----- Data records

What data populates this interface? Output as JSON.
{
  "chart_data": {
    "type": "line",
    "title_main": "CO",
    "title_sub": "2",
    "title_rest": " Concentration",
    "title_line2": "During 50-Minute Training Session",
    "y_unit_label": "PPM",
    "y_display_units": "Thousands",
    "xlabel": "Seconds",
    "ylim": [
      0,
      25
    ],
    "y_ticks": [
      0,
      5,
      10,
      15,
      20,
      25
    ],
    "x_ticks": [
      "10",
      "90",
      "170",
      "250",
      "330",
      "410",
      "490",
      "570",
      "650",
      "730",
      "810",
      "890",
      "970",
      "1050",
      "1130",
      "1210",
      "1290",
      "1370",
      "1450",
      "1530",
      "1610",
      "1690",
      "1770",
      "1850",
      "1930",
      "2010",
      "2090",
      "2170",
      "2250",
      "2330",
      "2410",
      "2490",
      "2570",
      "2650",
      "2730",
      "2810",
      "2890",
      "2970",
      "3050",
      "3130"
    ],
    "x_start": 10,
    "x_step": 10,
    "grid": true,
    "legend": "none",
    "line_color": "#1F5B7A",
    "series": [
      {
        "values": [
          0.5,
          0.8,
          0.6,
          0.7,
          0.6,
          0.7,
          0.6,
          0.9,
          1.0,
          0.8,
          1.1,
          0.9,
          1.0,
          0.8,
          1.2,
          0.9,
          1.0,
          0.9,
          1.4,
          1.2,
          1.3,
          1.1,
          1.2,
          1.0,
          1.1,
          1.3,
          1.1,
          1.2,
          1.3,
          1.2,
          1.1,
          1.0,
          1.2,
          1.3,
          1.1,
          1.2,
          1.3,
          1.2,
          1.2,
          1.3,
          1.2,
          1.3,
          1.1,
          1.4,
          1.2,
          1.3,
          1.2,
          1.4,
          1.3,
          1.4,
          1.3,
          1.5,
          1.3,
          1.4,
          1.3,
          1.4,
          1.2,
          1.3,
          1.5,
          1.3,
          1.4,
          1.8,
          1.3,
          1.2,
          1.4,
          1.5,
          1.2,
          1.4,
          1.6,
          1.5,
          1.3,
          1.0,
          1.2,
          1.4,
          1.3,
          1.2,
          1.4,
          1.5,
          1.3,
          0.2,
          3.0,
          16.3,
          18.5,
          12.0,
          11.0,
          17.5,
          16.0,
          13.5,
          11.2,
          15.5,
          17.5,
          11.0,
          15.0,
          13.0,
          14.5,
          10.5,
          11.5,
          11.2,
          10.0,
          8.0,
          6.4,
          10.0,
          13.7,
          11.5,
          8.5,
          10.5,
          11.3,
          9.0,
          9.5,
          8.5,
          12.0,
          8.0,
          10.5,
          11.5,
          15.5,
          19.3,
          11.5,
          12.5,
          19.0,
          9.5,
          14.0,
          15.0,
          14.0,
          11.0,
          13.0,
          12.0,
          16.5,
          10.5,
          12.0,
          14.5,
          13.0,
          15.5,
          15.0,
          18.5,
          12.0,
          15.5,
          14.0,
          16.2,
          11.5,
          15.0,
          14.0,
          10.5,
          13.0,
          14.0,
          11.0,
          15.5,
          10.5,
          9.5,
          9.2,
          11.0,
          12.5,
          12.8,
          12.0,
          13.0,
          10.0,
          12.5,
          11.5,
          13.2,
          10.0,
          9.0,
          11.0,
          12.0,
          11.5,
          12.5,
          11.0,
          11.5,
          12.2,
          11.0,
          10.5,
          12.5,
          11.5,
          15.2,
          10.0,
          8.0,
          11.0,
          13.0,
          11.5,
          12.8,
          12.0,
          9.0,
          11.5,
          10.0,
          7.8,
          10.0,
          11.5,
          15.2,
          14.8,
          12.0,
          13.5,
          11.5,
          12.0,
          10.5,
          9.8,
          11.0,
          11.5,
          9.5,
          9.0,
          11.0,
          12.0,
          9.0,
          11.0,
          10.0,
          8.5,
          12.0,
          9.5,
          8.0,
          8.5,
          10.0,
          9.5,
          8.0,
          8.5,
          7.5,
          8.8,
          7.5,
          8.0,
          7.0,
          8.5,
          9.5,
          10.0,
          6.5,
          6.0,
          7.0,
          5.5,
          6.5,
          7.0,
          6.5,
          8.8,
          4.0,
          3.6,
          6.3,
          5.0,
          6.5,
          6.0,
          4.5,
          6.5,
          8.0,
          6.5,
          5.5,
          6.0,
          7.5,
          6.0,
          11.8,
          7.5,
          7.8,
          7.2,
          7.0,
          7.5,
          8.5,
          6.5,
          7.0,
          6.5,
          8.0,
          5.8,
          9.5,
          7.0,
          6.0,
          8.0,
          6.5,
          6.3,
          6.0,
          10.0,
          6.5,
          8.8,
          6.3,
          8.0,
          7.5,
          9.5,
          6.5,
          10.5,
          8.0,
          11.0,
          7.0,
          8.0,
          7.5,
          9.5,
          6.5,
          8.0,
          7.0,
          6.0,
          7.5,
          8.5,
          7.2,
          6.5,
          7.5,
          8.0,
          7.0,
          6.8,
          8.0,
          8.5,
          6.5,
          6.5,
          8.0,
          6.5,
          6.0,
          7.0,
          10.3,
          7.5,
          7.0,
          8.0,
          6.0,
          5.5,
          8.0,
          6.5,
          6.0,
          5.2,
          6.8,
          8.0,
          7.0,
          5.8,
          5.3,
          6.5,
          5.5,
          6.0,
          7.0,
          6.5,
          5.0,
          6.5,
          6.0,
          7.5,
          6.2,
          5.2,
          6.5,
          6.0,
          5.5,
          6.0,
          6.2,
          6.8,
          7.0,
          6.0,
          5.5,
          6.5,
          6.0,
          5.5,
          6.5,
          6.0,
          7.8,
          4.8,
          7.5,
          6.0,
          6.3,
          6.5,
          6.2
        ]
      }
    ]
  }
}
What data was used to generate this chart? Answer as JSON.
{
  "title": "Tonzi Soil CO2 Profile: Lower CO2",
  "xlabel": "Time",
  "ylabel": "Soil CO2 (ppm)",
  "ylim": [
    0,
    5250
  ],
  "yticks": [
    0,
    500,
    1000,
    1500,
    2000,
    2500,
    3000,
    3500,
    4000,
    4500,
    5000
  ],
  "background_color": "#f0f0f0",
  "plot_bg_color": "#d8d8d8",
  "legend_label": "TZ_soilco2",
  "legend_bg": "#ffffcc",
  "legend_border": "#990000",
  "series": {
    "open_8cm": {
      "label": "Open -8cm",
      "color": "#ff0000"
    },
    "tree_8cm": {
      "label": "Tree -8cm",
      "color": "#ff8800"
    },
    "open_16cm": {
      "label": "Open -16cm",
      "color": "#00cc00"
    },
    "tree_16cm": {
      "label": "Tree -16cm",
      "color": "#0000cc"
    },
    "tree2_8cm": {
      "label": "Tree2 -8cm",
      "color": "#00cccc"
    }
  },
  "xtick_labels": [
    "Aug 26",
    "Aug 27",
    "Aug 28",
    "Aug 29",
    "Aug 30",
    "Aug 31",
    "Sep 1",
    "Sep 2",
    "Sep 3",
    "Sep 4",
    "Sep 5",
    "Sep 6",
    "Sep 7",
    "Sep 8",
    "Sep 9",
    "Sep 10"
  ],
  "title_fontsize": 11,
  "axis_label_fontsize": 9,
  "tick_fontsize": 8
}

----------

Goal: Write the complete data out, exactly as above.

Exercise answer:
What data populates this interface? Output as JSON.
{
  "chart_data": {
    "type": "line",
    "title_main": "CO",
    "title_sub": "2",
    "title_rest": " Concentration",
    "title_line2": "During 50-Minute Training Session",
    "y_unit_label": "PPM",
    "y_display_units": "Thousands",
    "xlabel": "Seconds",
    "ylim": [
      0,
      25
    ],
    "y_ticks": [
      0,
      5,
      10,
      15,
      20,
      25
    ],
    "x_ticks": [
      "10",
      "90",
      "170",
      "250",
      "330",
      "410",
      "490",
      "570",
      "650",
      "730",
      "810",
      "890",
      "970",
      "1050",
      "1130",
      "1210",
      "1290",
      "1370",
      "1450",
      "1530",
      "1610",
      "1690",
      "1770",
      "1850",
      "1930",
      "2010",
      "2090",
      "2170",
      "2250",
      "2330",
      "2410",
      "2490",
      "2570",
      "2650",
      "2730",
      "2810",
      "2890",
      "2970",
      "3050",
      "3130"
    ],
    "x_start": 10,
    "x_step": 10,
    "grid": true,
    "legend": "none",
    "line_color": "#1F5B7A",
    "series": [
      {
        "values": [
          0.5,
          0.8,
          0.6,
          0.7,
          0.6,
          0.7,
          0.6,
          0.9,
          1.0,
          0.8,
          1.1,
          0.9,
          1.0,
          0.8,
          1.2,
          0.9,
          1.0,
          0.9,
          1.4,
          1.2,
          1.3,
          1.1,
          1.2,
          1.0,
          1.1,
          1.3,
          1.1,
          1.2,
          1.3,
          1.2,
          1.1,
          1.0,
          1.2,
          1.3,
          1.1,
          1.2,
          1.3,
          1.2,
          1.2,
          1.3,
          1.2,
          1.3,
          1.1,
          1.4,
          1.2,
          1.3,
          1.2,
          1.4,
          1.3,
          1.4,
          1.3,
          1.5,
          1.3,
          1.4,
          1.3,
          1.4,
          1.2,
          1.3,
          1.5,
          1.3,
          1.4,
          1.8,
          1.3,
          1.2,
          1.4,
          1.5,
          1.2,
          1.4,
          1.6,
          1.5,
          1.3,
          1.0,
          1.2,
          1.4,
          1.3,
          1.2,
          1.4,
          1.5,
          1.3,
          0.2,
          3.0,
          16.3,
          18.5,
          12.0,
          11.0,
          17.5,
          16.0,
          13.5,
          11.2,
          15.5,
          17.5,
          11.0,
          15.0,
          13.0,
          14.5,
          10.5,
          11.5,
          11.2,
          10.0,
          8.0,
          6.4,
          10.0,
          13.7,
          11.5,
          8.5,
          10.5,
          11.3,
          9.0,
          9.5,
          8.5,
          12.0,
          8.0,
          10.5,
          11.5,
          15.5,
          19.3,
          11.5,
          12.5,
          19.0,
          9.5,
          14.0,
          15.0,
          14.0,
          11.0,
          13.0,
          12.0,
          16.5,
          10.5,
          12.0,
          14.5,
          13.0,
          15.5,
          15.0,
          18.5,
          12.0,
          15.5,
          14.0,
          16.2,
          11.5,
          15.0,
          14.0,
          10.5,
          13.0,
          14.0,
          11.0,
          15.5,
          10.5,
          9.5,
          9.2,
          11.0,
          12.5,
          12.8,
          12.0,
          13.0,
          10.0,
          12.5,
          11.5,
          13.2,
          10.0,
          9.0,
          11.0,
          12.0,
          11.5,
          12.5,
          11.0,
          11.5,
          12.2,
          11.0,
          10.5,
          12.5,
          11.5,
          15.2,
          10.0,
          8.0,
          11.0,
          13.0,
          11.5,
          12.8,
          12.0,
          9.0,
          11.5,
          10.0,
          7.8,
          10.0,
          11.5,
          15.2,
          14.8,
          12.0,
          13.5,
          11.5,
          12.0,
          10.5,
          9.8,
          11.0,
          11.5,
          9.5,
          9.0,
          11.0,
          12.0,
          9.0,
          11.0,
          10.0,
          8.5,
          12.0,
          9.5,
          8.0,
          8.5,
          10.0,
          9.5,
          8.0,
          8.5,
          7.5,
          8.8,
          7.5,
          8.0,
          7.0,
          8.5,
          9.5,
          10.0,
          6.5,
          6.0,
          7.0,
          5.5,
          6.5,
          7.0,
          6.5,
          8.8,
          4.0,
          3.6,
          6.3,
          5.0,
          6.5,
          6.0,
          4.5,
          6.5,
          8.0,
          6.5,
          5.5,
          6.0,
          7.5,
          6.0,
          11.8,
          7.5,
          7.8,
          7.2,
          7.0,
          7.5,
          8.5,
          6.5,
          7.0,
          6.5,
          8.0,
          5.8,
          9.5,
          7.0,
          6.0,
          8.0,
          6.5,
          6.3,
          6.0,
          10.0,
          6.5,
          8.8,
          6.3,
          8.0,
          7.5,
          9.5,
          6.5,
          10.5,
          8.0,
          11.0,
          7.0,
          8.0,
          7.5,
          9.5,
          6.5,
          8.0,
          7.0,
          6.0,
          7.5,
          8.5,
          7.2,
          6.5,
          7.5,
          8.0,
          7.0,
          6.8,
          8.0,
          8.5,
          6.5,
          6.5,
          8.0,
          6.5,
          6.0,
          7.0,
          10.3,
          7.5,
          7.0,
          8.0,
          6.0,
          5.5,
          8.0,
          6.5,
          6.0,
          5.2,
          6.8,
          8.0,
          7.0,
          5.8,
          5.3,
          6.5,
          5.5,
          6.0,
          7.0,
          6.5,
          5.0,
          6.5,
          6.0,
          7.5,
          6.2,
          5.2,
          6.5,
          6.0,
          5.5,
          6.0,
          6.2,
          6.8,
          7.0,
          6.0,
          5.5,
          6.5,
          6.0,
          5.5,
          6.5,
          6.0,
          7.8,
          4.8,
          7.5,
          6.0,
          6.3,
          6.5,
          6.2
        ]
      }
    ]
  }
}
What data was used to generate this chart? Answer as JSON.
{
  "title": "Tonzi Soil CO2 Profile: Lower CO2",
  "xlabel": "Time",
  "ylabel": "Soil CO2 (ppm)",
  "ylim": [
    0,
    5250
  ],
  "yticks": [
    0,
    500,
    1000,
    1500,
    2000,
    2500,
    3000,
    3500,
    4000,
    4500,
    5000
  ],
  "background_color": "#f0f0f0",
  "plot_bg_color": "#d8d8d8",
  "legend_label": "TZ_soilco2",
  "legend_bg": "#ffffcc",
  "legend_border": "#990000",
  "series": {
    "open_8cm": {
      "label": "Open -8cm",
      "color": "#ff0000"
    },
    "tree_8cm": {
      "label": "Tree -8cm",
      "color": "#ff8800"
    },
    "open_16cm": {
      "label": "Open -16cm",
      "color": "#00cc00"
    },
    "tree_16cm": {
      "label": "Tree -16cm",
      "color": "#0000cc"
    },
    "tree2_8cm": {
      "label": "Tree2 -8cm",
      "color": "#00cccc"
    }
  },
  "xtick_labels": [
    "Aug 26",
    "Aug 27",
    "Aug 28",
    "Aug 29",
    "Aug 30",
    "Aug 31",
    "Sep 1",
    "Sep 2",
    "Sep 3",
    "Sep 4",
    "Sep 5",
    "Sep 6",
    "Sep 7",
    "Sep 8",
    "Sep 9",
    "Sep 10"
  ],
  "title_fontsize": 11,
  "axis_label_fontsize": 9,
  "tick_fontsize": 8
}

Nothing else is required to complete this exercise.